--- Start of Dataset records ---

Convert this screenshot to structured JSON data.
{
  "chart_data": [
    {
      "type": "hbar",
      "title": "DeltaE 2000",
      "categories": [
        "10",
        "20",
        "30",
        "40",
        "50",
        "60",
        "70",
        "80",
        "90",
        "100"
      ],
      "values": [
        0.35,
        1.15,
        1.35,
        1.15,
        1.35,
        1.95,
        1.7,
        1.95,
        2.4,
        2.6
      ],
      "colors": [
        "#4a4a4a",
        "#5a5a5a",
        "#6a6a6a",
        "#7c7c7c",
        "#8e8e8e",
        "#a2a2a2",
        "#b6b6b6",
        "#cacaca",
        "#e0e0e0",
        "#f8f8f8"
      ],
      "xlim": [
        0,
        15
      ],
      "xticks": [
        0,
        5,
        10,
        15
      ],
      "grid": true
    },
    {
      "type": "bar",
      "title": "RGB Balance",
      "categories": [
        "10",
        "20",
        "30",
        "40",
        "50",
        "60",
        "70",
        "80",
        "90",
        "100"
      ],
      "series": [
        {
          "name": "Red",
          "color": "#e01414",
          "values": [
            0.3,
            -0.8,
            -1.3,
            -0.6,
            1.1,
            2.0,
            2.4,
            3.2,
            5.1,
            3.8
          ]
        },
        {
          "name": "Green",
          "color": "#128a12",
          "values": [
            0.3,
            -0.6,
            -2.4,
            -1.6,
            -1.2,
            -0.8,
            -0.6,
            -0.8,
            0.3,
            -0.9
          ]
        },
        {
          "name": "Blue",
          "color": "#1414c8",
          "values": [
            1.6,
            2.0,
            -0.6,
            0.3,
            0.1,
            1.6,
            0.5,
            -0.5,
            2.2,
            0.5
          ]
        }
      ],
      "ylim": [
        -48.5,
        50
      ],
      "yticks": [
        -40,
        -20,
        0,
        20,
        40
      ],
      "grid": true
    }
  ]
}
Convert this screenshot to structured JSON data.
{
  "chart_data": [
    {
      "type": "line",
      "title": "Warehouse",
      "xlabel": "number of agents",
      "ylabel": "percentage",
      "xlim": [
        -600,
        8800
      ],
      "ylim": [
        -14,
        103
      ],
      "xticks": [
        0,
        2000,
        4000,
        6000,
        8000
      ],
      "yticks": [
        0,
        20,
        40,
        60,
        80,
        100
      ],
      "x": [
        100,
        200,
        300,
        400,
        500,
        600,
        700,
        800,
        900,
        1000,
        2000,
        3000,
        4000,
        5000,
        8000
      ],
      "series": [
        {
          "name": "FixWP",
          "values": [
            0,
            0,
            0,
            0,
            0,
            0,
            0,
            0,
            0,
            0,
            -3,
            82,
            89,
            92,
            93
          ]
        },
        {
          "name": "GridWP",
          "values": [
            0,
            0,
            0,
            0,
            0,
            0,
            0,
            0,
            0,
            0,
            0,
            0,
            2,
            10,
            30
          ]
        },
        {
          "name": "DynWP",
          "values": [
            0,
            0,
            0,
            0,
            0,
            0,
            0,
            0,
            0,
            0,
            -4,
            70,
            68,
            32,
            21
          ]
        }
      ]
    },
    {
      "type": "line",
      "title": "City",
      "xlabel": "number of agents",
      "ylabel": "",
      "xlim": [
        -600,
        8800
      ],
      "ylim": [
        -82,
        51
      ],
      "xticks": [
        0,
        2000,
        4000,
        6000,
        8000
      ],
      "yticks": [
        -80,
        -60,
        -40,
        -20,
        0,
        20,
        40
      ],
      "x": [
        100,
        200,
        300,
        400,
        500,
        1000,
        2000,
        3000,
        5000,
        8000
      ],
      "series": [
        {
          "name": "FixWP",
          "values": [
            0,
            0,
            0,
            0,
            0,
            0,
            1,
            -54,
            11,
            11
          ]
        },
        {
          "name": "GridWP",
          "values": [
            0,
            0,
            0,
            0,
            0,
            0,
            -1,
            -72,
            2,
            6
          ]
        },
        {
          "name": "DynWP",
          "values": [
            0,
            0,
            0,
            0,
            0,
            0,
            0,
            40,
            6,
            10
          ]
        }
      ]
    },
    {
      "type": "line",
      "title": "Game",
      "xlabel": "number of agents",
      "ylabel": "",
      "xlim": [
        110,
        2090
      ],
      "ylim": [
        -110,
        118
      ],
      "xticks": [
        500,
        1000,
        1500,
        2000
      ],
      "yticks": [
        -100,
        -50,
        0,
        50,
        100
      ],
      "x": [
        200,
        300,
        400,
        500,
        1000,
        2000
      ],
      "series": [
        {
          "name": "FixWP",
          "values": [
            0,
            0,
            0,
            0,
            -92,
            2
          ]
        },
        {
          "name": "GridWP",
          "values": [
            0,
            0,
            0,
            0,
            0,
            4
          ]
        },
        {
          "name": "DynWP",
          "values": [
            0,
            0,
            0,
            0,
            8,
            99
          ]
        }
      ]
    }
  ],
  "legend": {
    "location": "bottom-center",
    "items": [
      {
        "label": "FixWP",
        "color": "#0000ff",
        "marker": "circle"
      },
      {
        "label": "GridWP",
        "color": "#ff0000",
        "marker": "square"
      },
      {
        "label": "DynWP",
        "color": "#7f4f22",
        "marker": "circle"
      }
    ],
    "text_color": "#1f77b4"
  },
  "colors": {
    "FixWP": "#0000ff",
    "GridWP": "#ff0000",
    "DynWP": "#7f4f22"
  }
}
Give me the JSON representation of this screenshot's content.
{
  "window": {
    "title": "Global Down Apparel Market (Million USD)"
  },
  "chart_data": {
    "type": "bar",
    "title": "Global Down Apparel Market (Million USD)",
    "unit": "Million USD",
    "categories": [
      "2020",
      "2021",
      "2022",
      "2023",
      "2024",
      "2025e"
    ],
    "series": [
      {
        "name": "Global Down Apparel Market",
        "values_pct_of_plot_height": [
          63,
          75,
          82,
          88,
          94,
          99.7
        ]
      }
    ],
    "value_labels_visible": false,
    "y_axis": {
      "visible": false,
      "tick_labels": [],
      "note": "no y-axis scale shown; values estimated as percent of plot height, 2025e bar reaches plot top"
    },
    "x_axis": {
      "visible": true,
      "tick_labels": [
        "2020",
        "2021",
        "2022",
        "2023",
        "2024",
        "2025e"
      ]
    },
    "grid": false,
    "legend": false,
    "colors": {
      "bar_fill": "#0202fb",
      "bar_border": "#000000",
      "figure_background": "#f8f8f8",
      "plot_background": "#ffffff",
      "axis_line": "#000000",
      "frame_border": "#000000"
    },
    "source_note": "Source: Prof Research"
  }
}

--- End of Dataset records ---

● Prompt: Nothing should be left out: return all of the records exactly.

● Final result:
Convert this screenshot to structured JSON data.
{
  "chart_data": [
    {
      "type": "hbar",
      "title": "DeltaE 2000",
      "categories": [
        "10",
        "20",
        "30",
        "40",
        "50",
        "60",
        "70",
        "80",
        "90",
        "100"
      ],
      "values": [
        0.35,
        1.15,
        1.35,
        1.15,
        1.35,
        1.95,
        1.7,
        1.95,
        2.4,
        2.6
      ],
      "colors": [
        "#4a4a4a",
        "#5a5a5a",
        "#6a6a6a",
        "#7c7c7c",
        "#8e8e8e",
        "#a2a2a2",
        "#b6b6b6",
        "#cacaca",
        "#e0e0e0",
        "#f8f8f8"
      ],
      "xlim": [
        0,
        15
      ],
      "xticks": [
        0,
        5,
        10,
        15
      ],
      "grid": true
    },
    {
      "type": "bar",
      "title": "RGB Balance",
      "categories": [
        "10",
        "20",
        "30",
        "40",
        "50",
        "60",
        "70",
        "80",
        "90",
        "100"
      ],
      "series": [
        {
          "name": "Red",
          "color": "#e01414",
          "values": [
            0.3,
            -0.8,
            -1.3,
            -0.6,
            1.1,
            2.0,
            2.4,
            3.2,
            5.1,
            3.8
          ]
        },
        {
          "name": "Green",
          "color": "#128a12",
          "values": [
            0.3,
            -0.6,
            -2.4,
            -1.6,
            -1.2,
            -0.8,
            -0.6,
            -0.8,
            0.3,
            -0.9
          ]
        },
        {
          "name": "Blue",
          "color": "#1414c8",
          "values": [
            1.6,
            2.0,
            -0.6,
            0.3,
            0.1,
            1.6,
            0.5,
            -0.5,
            2.2,
            0.5
          ]
        }
      ],
      "ylim": [
        -48.5,
        50
      ],
      "yticks": [
        -40,
        -20,
        0,
        20,
        40
      ],
      "grid": true
    }
  ]
}
Convert this screenshot to structured JSON data.
{
  "chart_data": [
    {
      "type": "line",
      "title": "Warehouse",
      "xlabel": "number of agents",
      "ylabel": "percentage",
      "xlim": [
        -600,
        8800
      ],
      "ylim": [
        -14,
        103
      ],
      "xticks": [
        0,
        2000,
        4000,
        6000,
        8000
      ],
      "yticks": [
        0,
        20,
        40,
        60,
        80,
        100
      ],
      "x": [
        100,
        200,
        300,
        400,
        500,
        600,
        700,
        800,
        900,
        1000,
        2000,
        3000,
        4000,
        5000,
        8000
      ],
      "series": [
        {
          "name": "FixWP",
          "values": [
            0,
            0,
            0,
            0,
            0,
            0,
            0,
            0,
            0,
            0,
            -3,
            82,
            89,
            92,
            93
          ]
        },
        {
          "name": "GridWP",
          "values": [
            0,
            0,
            0,
            0,
            0,
            0,
            0,
            0,
            0,
            0,
            0,
            0,
            2,
            10,
            30
          ]
        },
        {
          "name": "DynWP",
          "values": [
            0,
            0,
            0,
            0,
            0,
            0,
            0,
            0,
            0,
            0,
            -4,
            70,
            68,
            32,
            21
          ]
        }
      ]
    },
    {
      "type": "line",
      "title": "City",
      "xlabel": "number of agents",
      "ylabel": "",
      "xlim": [
        -600,
        8800
      ],
      "ylim": [
        -82,
        51
      ],
      "xticks": [
        0,
        2000,
        4000,
        6000,
        8000
      ],
      "yticks": [
        -80,
        -60,
        -40,
        -20,
        0,
        20,
        40
      ],
      "x": [
        100,
        200,
        300,
        400,
        500,
        1000,
        2000,
        3000,
        5000,
        8000
      ],
      "series": [
        {
          "name": "FixWP",
          "values": [
            0,
            0,
            0,
            0,
            0,
            0,
            1,
            -54,
            11,
            11
          ]
        },
        {
          "name": "GridWP",
          "values": [
            0,
            0,
            0,
            0,
            0,
            0,
            -1,
            -72,
            2,
            6
          ]
        },
        {
          "name": "DynWP",
          "values": [
            0,
            0,
            0,
            0,
            0,
            0,
            0,
            40,
            6,
            10
          ]
        }
      ]
    },
    {
      "type": "line",
      "title": "Game",
      "xlabel": "number of agents",
      "ylabel": "",
      "xlim": [
        110,
        2090
      ],
      "ylim": [
        -110,
        118
      ],
      "xticks": [
        500,
        1000,
        1500,
        2000
      ],
      "yticks": [
        -100,
        -50,
        0,
        50,
        100
      ],
      "x": [
        200,
        300,
        400,
        500,
        1000,
        2000
      ],
      "series": [
        {
          "name": "FixWP",
          "values": [
            0,
            0,
            0,
            0,
            -92,
            2
          ]
        },
        {
          "name": "GridWP",
          "values": [
            0,
            0,
            0,
            0,
            0,
            4
          ]
        },
        {
          "name": "DynWP",
          "values": [
            0,
            0,
            0,
            0,
            8,
            99
          ]
        }
      ]
    }
  ],
  "legend": {
    "location": "bottom-center",
    "items": [
      {
        "label": "FixWP",
        "color": "#0000ff",
        "marker": "circle"
      },
      {
        "label": "GridWP",
        "color": "#ff0000",
        "marker": "square"
      },
      {
        "label": "DynWP",
        "color": "#7f4f22",
        "marker": "circle"
      }
    ],
    "text_color": "#1f77b4"
  },
  "colors": {
    "FixWP": "#0000ff",
    "GridWP": "#ff0000",
    "DynWP": "#7f4f22"
  }
}
Give me the JSON representation of this screenshot's content.
{
  "window": {
    "title": "Global Down Apparel Market (Million USD)"
  },
  "chart_data": {
    "type": "bar",
    "title": "Global Down Apparel Market (Million USD)",
    "unit": "Million USD",
    "categories": [
      "2020",
      "2021",
      "2022",
      "2023",
      "2024",
      "2025e"
    ],
    "series": [
      {
        "name": "Global Down Apparel Market",
        "values_pct_of_plot_height": [
          63,
          75,
          82,
          88,
          94,
          99.7
        ]
      }
    ],
    "value_labels_visible": false,
    "y_axis": {
      "visible": false,
      "tick_labels": [],
      "note": "no y-axis scale shown; values estimated as percent of plot height, 2025e bar reaches plot top"
    },
    "x_axis": {
      "visible": true,
      "tick_labels": [
        "2020",
        "2021",
        "2022",
        "2023",
        "2024",
        "2025e"
      ]
    },
    "grid": false,
    "legend": false,
    "colors": {
      "bar_fill": "#0202fb",
      "bar_border": "#000000",
      "figure_background": "#f8f8f8",
      "plot_background": "#ffffff",
      "axis_line": "#000000",
      "frame_border": "#000000"
    },
    "source_note": "Source: Prof Research"
  }
}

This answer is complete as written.